— start of Data for this exercise —
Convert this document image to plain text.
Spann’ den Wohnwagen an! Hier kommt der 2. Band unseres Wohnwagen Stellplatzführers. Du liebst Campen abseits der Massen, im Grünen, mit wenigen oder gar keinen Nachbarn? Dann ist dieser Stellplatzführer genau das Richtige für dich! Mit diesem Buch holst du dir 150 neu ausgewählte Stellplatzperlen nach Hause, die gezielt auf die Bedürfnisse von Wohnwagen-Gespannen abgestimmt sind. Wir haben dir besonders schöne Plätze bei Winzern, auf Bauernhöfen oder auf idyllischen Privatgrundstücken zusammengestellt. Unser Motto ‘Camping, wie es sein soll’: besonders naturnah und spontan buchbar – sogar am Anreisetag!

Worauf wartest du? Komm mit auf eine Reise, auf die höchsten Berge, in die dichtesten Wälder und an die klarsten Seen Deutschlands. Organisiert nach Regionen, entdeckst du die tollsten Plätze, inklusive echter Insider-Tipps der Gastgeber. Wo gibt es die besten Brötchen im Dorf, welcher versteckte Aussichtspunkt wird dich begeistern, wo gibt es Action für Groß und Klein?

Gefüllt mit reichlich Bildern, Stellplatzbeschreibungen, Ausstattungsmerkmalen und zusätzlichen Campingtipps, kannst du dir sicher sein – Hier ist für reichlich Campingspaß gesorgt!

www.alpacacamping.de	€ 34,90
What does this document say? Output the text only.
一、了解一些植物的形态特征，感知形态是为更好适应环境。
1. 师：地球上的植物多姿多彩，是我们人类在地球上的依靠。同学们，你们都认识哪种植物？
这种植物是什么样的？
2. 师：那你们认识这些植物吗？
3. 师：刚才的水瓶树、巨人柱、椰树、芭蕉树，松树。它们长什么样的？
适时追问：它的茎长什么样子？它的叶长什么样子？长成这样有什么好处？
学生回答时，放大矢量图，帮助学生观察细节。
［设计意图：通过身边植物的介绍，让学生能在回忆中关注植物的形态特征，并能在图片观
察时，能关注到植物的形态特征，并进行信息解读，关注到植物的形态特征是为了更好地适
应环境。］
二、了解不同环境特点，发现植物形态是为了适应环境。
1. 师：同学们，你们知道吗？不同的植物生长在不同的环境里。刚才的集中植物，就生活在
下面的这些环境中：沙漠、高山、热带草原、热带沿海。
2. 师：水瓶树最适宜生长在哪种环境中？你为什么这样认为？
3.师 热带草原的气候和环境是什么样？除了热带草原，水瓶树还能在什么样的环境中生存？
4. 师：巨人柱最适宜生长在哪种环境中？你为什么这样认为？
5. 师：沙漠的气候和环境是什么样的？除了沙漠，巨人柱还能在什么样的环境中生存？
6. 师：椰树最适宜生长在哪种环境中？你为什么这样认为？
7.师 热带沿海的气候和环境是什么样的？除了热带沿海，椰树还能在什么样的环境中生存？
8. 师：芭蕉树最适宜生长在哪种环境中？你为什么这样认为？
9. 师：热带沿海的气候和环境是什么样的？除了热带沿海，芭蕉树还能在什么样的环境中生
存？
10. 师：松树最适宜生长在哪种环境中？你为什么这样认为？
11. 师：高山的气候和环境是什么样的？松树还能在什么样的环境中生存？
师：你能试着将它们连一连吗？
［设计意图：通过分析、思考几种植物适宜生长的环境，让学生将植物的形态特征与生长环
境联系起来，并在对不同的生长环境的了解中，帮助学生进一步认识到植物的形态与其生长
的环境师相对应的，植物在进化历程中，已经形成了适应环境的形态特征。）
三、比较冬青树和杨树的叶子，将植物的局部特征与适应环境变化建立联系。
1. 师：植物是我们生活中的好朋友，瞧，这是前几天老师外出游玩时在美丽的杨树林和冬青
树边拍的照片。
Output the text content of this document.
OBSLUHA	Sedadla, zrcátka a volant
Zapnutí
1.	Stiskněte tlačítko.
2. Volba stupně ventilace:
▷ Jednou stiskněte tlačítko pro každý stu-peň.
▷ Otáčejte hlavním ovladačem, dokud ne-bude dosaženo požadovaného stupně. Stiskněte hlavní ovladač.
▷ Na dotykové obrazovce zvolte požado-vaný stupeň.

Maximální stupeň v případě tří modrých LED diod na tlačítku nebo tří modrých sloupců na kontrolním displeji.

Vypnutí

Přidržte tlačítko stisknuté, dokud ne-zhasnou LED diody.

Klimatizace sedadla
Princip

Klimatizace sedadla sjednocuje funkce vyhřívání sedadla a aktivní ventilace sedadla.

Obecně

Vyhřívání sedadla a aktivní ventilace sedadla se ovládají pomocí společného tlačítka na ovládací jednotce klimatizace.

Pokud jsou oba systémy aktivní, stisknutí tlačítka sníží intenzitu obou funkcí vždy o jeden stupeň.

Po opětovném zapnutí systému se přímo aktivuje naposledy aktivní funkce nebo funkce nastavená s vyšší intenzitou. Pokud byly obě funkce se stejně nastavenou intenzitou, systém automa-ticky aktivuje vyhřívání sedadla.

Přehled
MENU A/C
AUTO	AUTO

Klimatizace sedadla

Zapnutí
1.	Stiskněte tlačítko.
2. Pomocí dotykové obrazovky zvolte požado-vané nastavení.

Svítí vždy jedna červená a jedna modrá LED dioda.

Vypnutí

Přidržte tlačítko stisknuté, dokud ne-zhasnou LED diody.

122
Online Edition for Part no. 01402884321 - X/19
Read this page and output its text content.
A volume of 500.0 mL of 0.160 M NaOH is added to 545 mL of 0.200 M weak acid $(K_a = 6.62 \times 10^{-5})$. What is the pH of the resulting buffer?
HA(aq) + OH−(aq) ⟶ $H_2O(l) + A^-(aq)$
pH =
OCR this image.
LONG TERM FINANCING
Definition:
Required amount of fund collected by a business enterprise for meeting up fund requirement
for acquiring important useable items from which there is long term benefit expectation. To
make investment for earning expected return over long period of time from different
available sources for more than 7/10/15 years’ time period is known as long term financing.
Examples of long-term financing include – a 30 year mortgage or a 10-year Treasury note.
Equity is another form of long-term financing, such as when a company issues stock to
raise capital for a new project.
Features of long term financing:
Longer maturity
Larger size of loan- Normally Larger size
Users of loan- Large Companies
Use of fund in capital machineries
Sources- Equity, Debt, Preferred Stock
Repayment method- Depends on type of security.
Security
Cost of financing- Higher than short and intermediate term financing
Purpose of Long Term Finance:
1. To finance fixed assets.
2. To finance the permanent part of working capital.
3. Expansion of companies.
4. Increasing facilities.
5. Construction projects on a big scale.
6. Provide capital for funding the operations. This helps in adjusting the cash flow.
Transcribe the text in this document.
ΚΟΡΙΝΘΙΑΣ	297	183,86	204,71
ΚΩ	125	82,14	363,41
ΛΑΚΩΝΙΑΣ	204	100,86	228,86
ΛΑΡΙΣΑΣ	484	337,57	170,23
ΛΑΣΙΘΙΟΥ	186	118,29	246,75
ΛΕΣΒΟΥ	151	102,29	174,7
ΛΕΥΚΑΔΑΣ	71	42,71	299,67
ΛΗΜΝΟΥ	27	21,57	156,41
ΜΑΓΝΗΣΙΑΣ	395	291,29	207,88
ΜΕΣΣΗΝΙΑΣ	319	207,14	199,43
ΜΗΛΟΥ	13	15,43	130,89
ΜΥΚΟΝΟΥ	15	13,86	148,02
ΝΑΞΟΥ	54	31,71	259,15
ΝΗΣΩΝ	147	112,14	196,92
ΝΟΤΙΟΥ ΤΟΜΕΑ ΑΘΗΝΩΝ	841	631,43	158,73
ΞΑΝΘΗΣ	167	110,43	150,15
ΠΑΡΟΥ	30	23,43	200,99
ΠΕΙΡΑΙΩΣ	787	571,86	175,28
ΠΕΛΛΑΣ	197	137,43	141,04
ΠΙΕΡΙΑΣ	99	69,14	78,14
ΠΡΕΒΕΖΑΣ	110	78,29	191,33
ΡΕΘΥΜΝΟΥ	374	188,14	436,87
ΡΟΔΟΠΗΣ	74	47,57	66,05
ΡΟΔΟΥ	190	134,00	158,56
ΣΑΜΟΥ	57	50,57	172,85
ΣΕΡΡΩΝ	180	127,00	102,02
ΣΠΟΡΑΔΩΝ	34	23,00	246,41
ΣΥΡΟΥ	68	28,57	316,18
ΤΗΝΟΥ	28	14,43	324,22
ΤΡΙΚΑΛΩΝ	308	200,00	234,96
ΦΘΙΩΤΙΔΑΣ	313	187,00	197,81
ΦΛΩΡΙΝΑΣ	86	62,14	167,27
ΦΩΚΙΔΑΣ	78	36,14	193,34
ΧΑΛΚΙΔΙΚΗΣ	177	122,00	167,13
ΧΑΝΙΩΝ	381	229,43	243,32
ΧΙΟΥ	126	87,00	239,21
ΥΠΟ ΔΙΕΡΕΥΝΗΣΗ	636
— end of Data for this exercise —
• **Task to carry out**
From the data, list each line in which the string "aktivní" appears.

• **Result of this task**
Klimatizace sedadla sjednocuje funkce vyhřívání sedadla a aktivní ventilace sedadla.
Vyhřívání sedadla a aktivní ventilace sedadla se ovládají pomocí společného tlačítka na ovládací jednotce klimatizace.
Pokud jsou oba systémy aktivní, stisknutí tlačítka sníží intenzitu obou funkcí vždy o jeden stupeň.
Po opětovném zapnutí systému se přímo aktivuje naposledy aktivní funkce nebo funkce nastavená s vyšší intenzitou. Pokud byly obě funkce se stejně nastavenou intenzitou, systém automa-ticky aktivuje vyhřívání sedadla.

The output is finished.